Instructions to follow:
Transcribe the listing verbatim. Do not carry over any pictures.

Given records:
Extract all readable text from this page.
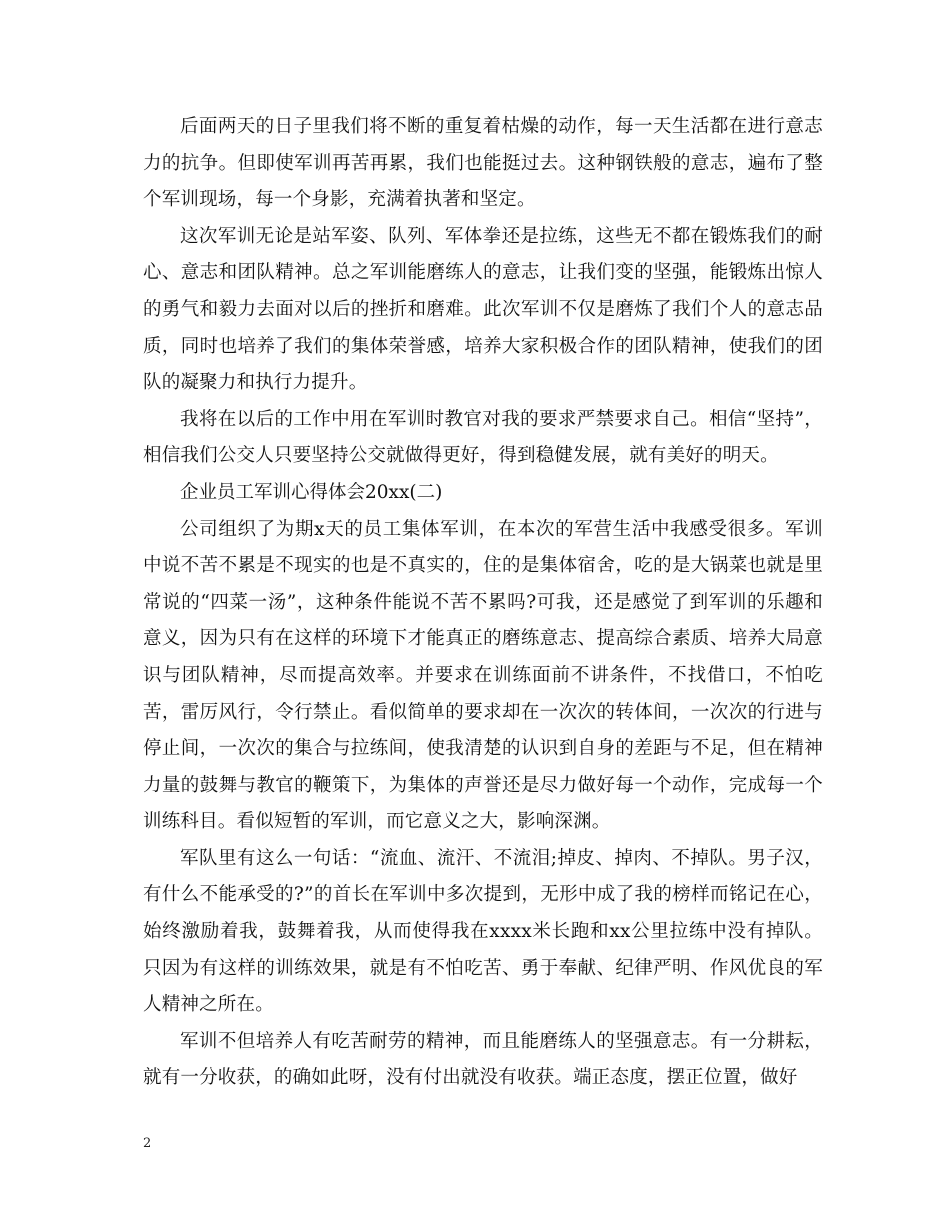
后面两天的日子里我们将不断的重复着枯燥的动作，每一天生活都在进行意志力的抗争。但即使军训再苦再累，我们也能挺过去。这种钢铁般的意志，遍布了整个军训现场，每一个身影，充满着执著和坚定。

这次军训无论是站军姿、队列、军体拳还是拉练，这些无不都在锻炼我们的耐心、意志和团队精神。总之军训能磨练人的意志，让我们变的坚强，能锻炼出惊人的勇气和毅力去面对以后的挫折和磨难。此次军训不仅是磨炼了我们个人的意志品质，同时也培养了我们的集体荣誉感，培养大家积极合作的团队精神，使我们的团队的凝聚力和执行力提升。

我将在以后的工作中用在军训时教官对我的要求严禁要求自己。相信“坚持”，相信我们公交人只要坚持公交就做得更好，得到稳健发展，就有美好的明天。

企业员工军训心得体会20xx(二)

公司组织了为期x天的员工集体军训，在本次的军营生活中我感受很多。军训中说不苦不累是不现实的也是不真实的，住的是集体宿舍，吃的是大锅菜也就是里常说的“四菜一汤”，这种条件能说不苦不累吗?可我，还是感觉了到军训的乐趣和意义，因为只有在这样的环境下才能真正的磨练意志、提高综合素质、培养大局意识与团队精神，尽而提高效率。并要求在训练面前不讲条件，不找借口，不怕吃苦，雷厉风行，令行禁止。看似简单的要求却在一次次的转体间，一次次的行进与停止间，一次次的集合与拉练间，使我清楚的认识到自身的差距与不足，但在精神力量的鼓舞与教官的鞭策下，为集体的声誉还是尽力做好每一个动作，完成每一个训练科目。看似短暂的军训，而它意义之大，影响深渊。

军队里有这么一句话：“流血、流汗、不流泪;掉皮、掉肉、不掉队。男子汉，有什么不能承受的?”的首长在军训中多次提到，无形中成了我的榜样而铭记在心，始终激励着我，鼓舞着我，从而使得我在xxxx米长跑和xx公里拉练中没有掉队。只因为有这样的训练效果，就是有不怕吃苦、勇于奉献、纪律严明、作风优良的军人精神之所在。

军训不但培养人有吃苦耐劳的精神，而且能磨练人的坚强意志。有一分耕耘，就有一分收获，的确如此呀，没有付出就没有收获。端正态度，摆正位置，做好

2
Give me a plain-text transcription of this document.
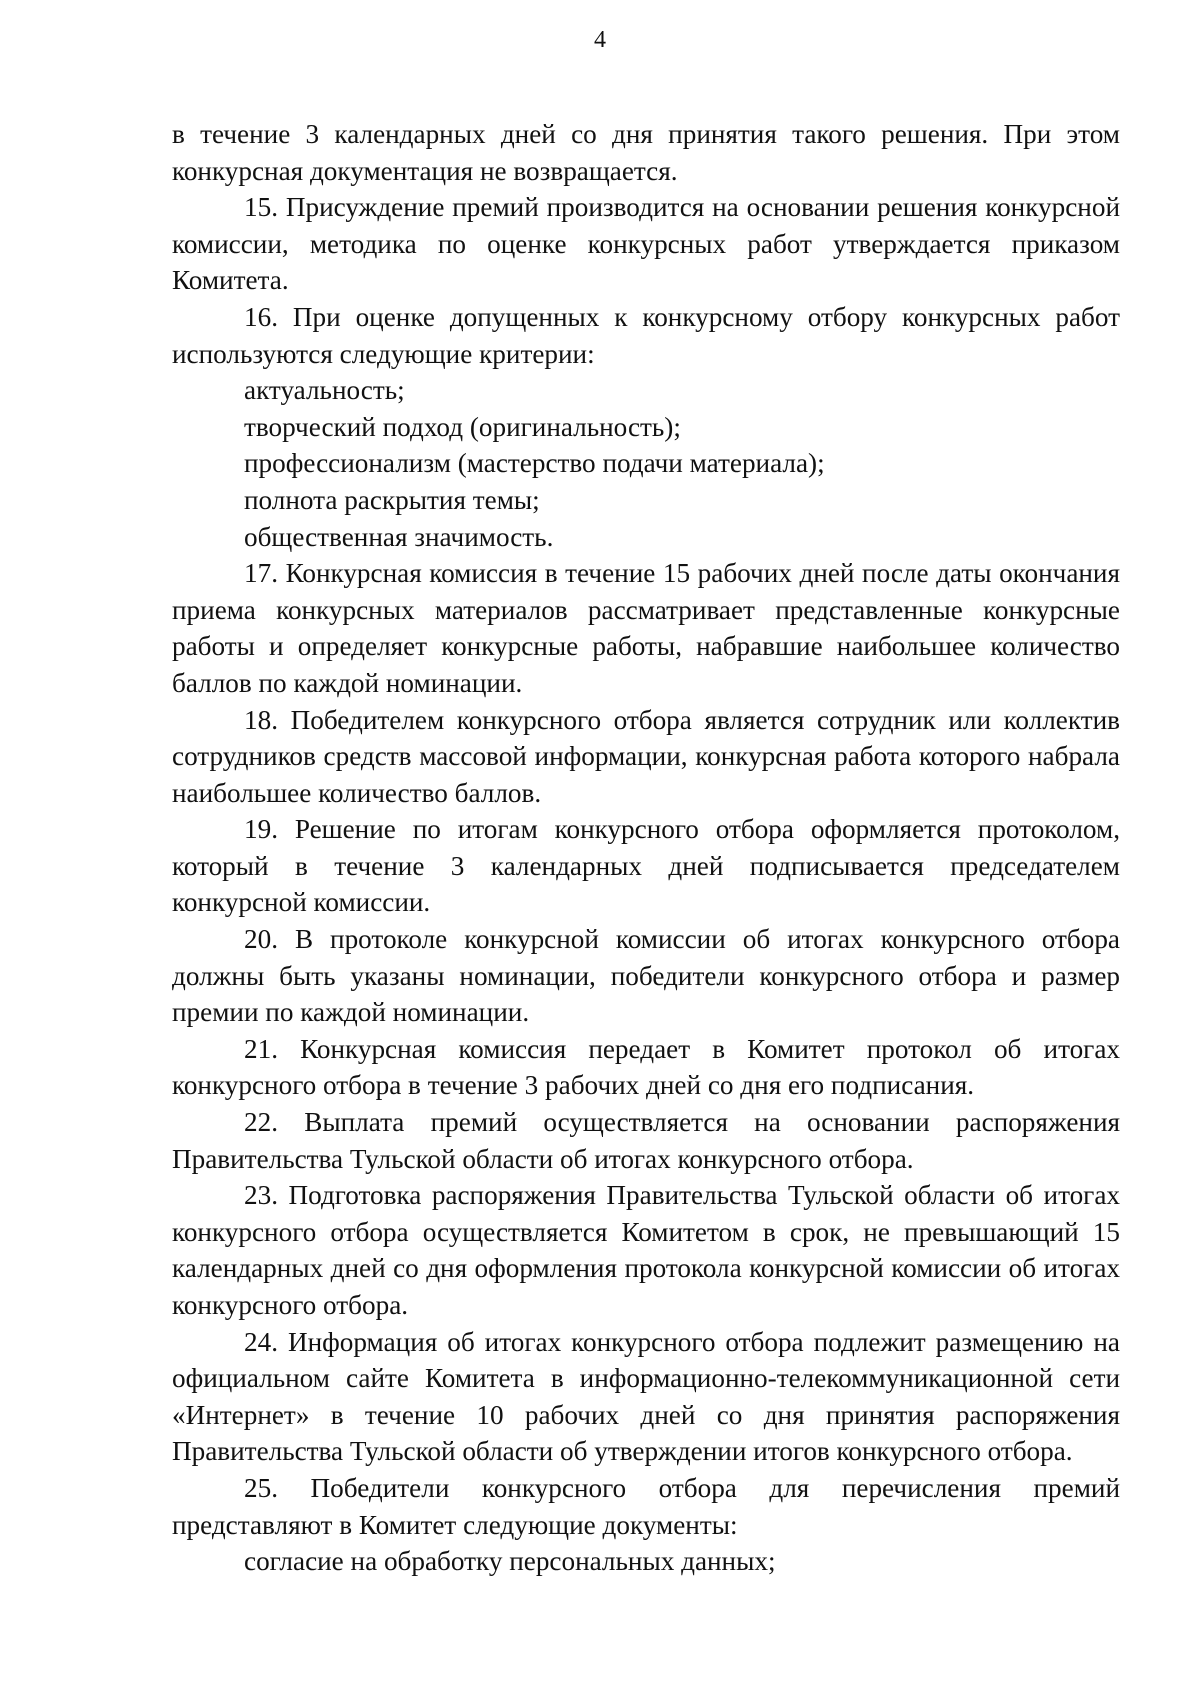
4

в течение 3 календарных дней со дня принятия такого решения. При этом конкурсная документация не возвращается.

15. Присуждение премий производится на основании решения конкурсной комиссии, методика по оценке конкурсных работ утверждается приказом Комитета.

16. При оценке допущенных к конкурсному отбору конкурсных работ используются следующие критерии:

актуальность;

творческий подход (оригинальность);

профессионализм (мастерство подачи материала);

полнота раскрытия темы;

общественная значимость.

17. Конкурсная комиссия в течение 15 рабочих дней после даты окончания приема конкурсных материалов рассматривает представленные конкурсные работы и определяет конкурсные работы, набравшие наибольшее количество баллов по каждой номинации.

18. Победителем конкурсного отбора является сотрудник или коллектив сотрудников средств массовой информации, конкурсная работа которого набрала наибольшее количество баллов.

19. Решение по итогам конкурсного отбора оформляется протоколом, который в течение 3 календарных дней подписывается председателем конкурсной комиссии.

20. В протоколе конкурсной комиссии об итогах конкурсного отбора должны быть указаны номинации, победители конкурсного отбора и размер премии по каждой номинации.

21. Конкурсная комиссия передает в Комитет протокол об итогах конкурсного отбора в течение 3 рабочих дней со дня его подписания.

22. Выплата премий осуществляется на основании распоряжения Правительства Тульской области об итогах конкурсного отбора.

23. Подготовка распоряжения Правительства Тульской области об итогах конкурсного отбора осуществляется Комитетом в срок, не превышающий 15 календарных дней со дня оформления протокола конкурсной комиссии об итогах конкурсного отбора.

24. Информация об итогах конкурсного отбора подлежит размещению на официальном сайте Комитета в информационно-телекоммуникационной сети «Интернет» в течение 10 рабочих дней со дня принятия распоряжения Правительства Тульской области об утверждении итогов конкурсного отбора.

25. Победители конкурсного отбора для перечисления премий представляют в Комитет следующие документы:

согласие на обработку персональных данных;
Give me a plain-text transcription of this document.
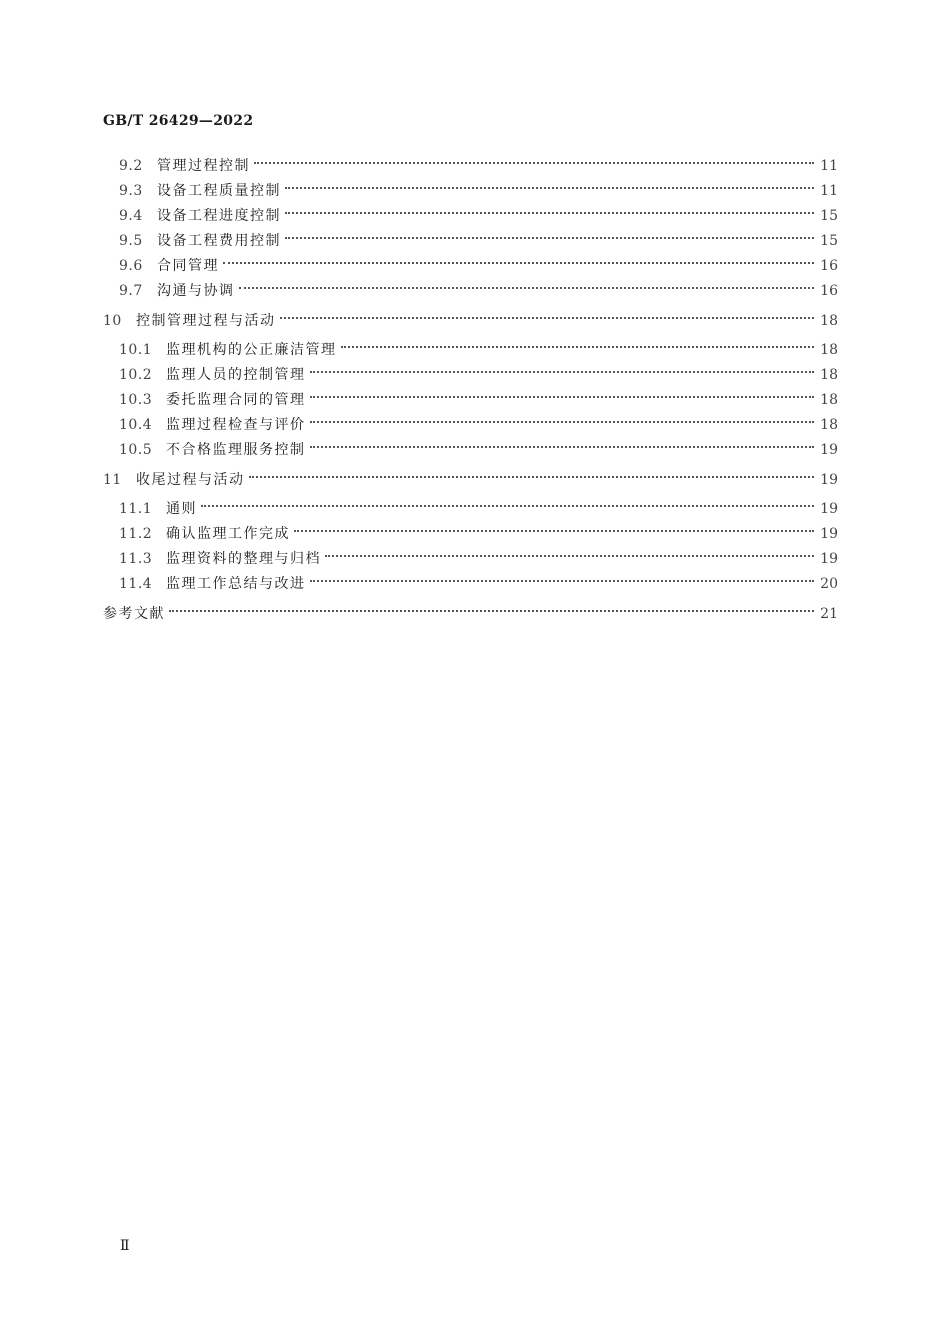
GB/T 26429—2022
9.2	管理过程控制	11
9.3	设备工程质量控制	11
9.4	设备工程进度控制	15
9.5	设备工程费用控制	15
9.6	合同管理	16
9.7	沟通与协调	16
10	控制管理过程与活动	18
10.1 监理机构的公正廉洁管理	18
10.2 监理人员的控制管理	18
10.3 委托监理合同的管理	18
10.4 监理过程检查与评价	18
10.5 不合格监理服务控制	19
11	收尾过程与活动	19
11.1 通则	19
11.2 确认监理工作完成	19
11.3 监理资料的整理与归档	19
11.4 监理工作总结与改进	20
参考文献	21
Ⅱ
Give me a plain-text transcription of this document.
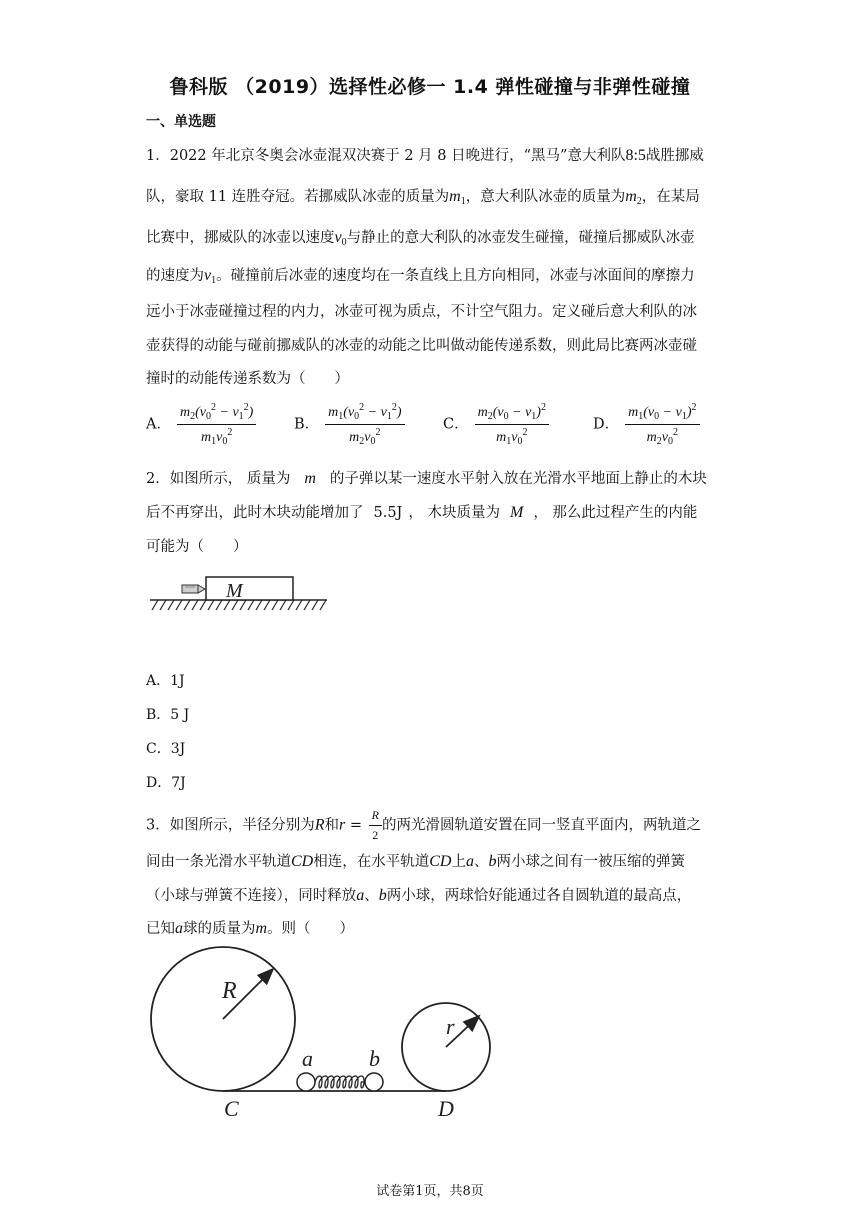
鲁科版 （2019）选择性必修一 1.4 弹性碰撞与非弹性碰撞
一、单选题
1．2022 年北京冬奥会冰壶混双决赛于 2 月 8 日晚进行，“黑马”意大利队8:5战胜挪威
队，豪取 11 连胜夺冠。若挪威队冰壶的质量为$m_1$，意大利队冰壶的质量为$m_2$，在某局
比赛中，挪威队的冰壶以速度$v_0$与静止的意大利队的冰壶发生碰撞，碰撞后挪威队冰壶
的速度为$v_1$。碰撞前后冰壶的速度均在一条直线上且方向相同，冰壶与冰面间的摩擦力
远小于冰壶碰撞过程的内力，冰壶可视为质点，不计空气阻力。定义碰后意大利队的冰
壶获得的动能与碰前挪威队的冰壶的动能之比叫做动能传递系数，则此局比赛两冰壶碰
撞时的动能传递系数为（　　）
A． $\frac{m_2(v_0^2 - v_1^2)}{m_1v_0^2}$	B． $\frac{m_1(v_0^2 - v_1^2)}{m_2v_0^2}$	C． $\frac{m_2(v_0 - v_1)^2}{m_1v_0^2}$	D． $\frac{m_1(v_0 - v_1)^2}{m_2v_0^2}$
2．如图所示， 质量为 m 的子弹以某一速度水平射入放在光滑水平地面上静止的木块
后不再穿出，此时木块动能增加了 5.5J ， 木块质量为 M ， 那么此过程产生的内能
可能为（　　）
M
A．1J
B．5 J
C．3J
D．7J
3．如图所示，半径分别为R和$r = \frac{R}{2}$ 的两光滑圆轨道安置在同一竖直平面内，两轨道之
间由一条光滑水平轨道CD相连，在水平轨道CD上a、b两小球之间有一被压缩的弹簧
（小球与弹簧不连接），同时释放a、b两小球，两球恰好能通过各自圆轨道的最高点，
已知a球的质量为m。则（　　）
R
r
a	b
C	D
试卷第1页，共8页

Correct result:
Extract all readable text from this page.
后面两天的日子里我们将不断的重复着枯燥的动作，每一天生活都在进行意志力的抗争。但即使军训再苦再累，我们也能挺过去。这种钢铁般的意志，遍布了整个军训现场，每一个身影，充满着执著和坚定。

这次军训无论是站军姿、队列、军体拳还是拉练，这些无不都在锻炼我们的耐心、意志和团队精神。总之军训能磨练人的意志，让我们变的坚强，能锻炼出惊人的勇气和毅力去面对以后的挫折和磨难。此次军训不仅是磨炼了我们个人的意志品质，同时也培养了我们的集体荣誉感，培养大家积极合作的团队精神，使我们的团队的凝聚力和执行力提升。

我将在以后的工作中用在军训时教官对我的要求严禁要求自己。相信“坚持”，相信我们公交人只要坚持公交就做得更好，得到稳健发展，就有美好的明天。

企业员工军训心得体会20xx(二)

公司组织了为期x天的员工集体军训，在本次的军营生活中我感受很多。军训中说不苦不累是不现实的也是不真实的，住的是集体宿舍，吃的是大锅菜也就是里常说的“四菜一汤”，这种条件能说不苦不累吗?可我，还是感觉了到军训的乐趣和意义，因为只有在这样的环境下才能真正的磨练意志、提高综合素质、培养大局意识与团队精神，尽而提高效率。并要求在训练面前不讲条件，不找借口，不怕吃苦，雷厉风行，令行禁止。看似简单的要求却在一次次的转体间，一次次的行进与停止间，一次次的集合与拉练间，使我清楚的认识到自身的差距与不足，但在精神力量的鼓舞与教官的鞭策下，为集体的声誉还是尽力做好每一个动作，完成每一个训练科目。看似短暂的军训，而它意义之大，影响深渊。

军队里有这么一句话：“流血、流汗、不流泪;掉皮、掉肉、不掉队。男子汉，有什么不能承受的?”的首长在军训中多次提到，无形中成了我的榜样而铭记在心，始终激励着我，鼓舞着我，从而使得我在xxxx米长跑和xx公里拉练中没有掉队。只因为有这样的训练效果，就是有不怕吃苦、勇于奉献、纪律严明、作风优良的军人精神之所在。

军训不但培养人有吃苦耐劳的精神，而且能磨练人的坚强意志。有一分耕耘，就有一分收获，的确如此呀，没有付出就没有收获。端正态度，摆正位置，做好

2
Give me a plain-text transcription of this document.
4

в течение 3 календарных дней со дня принятия такого решения. При этом конкурсная документация не возвращается.

15. Присуждение премий производится на основании решения конкурсной комиссии, методика по оценке конкурсных работ утверждается приказом Комитета.

16. При оценке допущенных к конкурсному отбору конкурсных работ используются следующие критерии:

актуальность;

творческий подход (оригинальность);

профессионализм (мастерство подачи материала);

полнота раскрытия темы;

общественная значимость.

17. Конкурсная комиссия в течение 15 рабочих дней после даты окончания приема конкурсных материалов рассматривает представленные конкурсные работы и определяет конкурсные работы, набравшие наибольшее количество баллов по каждой номинации.

18. Победителем конкурсного отбора является сотрудник или коллектив сотрудников средств массовой информации, конкурсная работа которого набрала наибольшее количество баллов.

19. Решение по итогам конкурсного отбора оформляется протоколом, который в течение 3 календарных дней подписывается председателем конкурсной комиссии.

20. В протоколе конкурсной комиссии об итогах конкурсного отбора должны быть указаны номинации, победители конкурсного отбора и размер премии по каждой номинации.

21. Конкурсная комиссия передает в Комитет протокол об итогах конкурсного отбора в течение 3 рабочих дней со дня его подписания.

22. Выплата премий осуществляется на основании распоряжения Правительства Тульской области об итогах конкурсного отбора.

23. Подготовка распоряжения Правительства Тульской области об итогах конкурсного отбора осуществляется Комитетом в срок, не превышающий 15 календарных дней со дня оформления протокола конкурсной комиссии об итогах конкурсного отбора.

24. Информация об итогах конкурсного отбора подлежит размещению на официальном сайте Комитета в информационно-телекоммуникационной сети «Интернет» в течение 10 рабочих дней со дня принятия распоряжения Правительства Тульской области об утверждении итогов конкурсного отбора.

25. Победители конкурсного отбора для перечисления премий представляют в Комитет следующие документы:

согласие на обработку персональных данных;
Give me a plain-text transcription of this document.
GB/T 26429—2022
9.2	管理过程控制	11
9.3	设备工程质量控制	11
9.4	设备工程进度控制	15
9.5	设备工程费用控制	15
9.6	合同管理	16
9.7	沟通与协调	16
10	控制管理过程与活动	18
10.1 监理机构的公正廉洁管理	18
10.2 监理人员的控制管理	18
10.3 委托监理合同的管理	18
10.4 监理过程检查与评价	18
10.5 不合格监理服务控制	19
11	收尾过程与活动	19
11.1 通则	19
11.2 确认监理工作完成	19
11.3 监理资料的整理与归档	19
11.4 监理工作总结与改进	20
参考文献	21
Ⅱ
Give me a plain-text transcription of this document.
鲁科版 （2019）选择性必修一 1.4 弹性碰撞与非弹性碰撞
一、单选题
1．2022 年北京冬奥会冰壶混双决赛于 2 月 8 日晚进行，“黑马”意大利队8:5战胜挪威
队，豪取 11 连胜夺冠。若挪威队冰壶的质量为$m_1$，意大利队冰壶的质量为$m_2$，在某局
比赛中，挪威队的冰壶以速度$v_0$与静止的意大利队的冰壶发生碰撞，碰撞后挪威队冰壶
的速度为$v_1$。碰撞前后冰壶的速度均在一条直线上且方向相同，冰壶与冰面间的摩擦力
远小于冰壶碰撞过程的内力，冰壶可视为质点，不计空气阻力。定义碰后意大利队的冰
壶获得的动能与碰前挪威队的冰壶的动能之比叫做动能传递系数，则此局比赛两冰壶碰
撞时的动能传递系数为（　　）
A． $\frac{m_2(v_0^2 - v_1^2)}{m_1v_0^2}$	B． $\frac{m_1(v_0^2 - v_1^2)}{m_2v_0^2}$	C． $\frac{m_2(v_0 - v_1)^2}{m_1v_0^2}$	D． $\frac{m_1(v_0 - v_1)^2}{m_2v_0^2}$
2．如图所示， 质量为 m 的子弹以某一速度水平射入放在光滑水平地面上静止的木块
后不再穿出，此时木块动能增加了 5.5J ， 木块质量为 M ， 那么此过程产生的内能
可能为（　　）
M
A．1J
B．5 J
C．3J
D．7J
3．如图所示，半径分别为R和$r = \frac{R}{2}$ 的两光滑圆轨道安置在同一竖直平面内，两轨道之
间由一条光滑水平轨道CD相连，在水平轨道CD上a、b两小球之间有一被压缩的弹簧
（小球与弹簧不连接），同时释放a、b两小球，两球恰好能通过各自圆轨道的最高点，
已知a球的质量为m。则（　　）
R
r
a	b
C	D
试卷第1页，共8页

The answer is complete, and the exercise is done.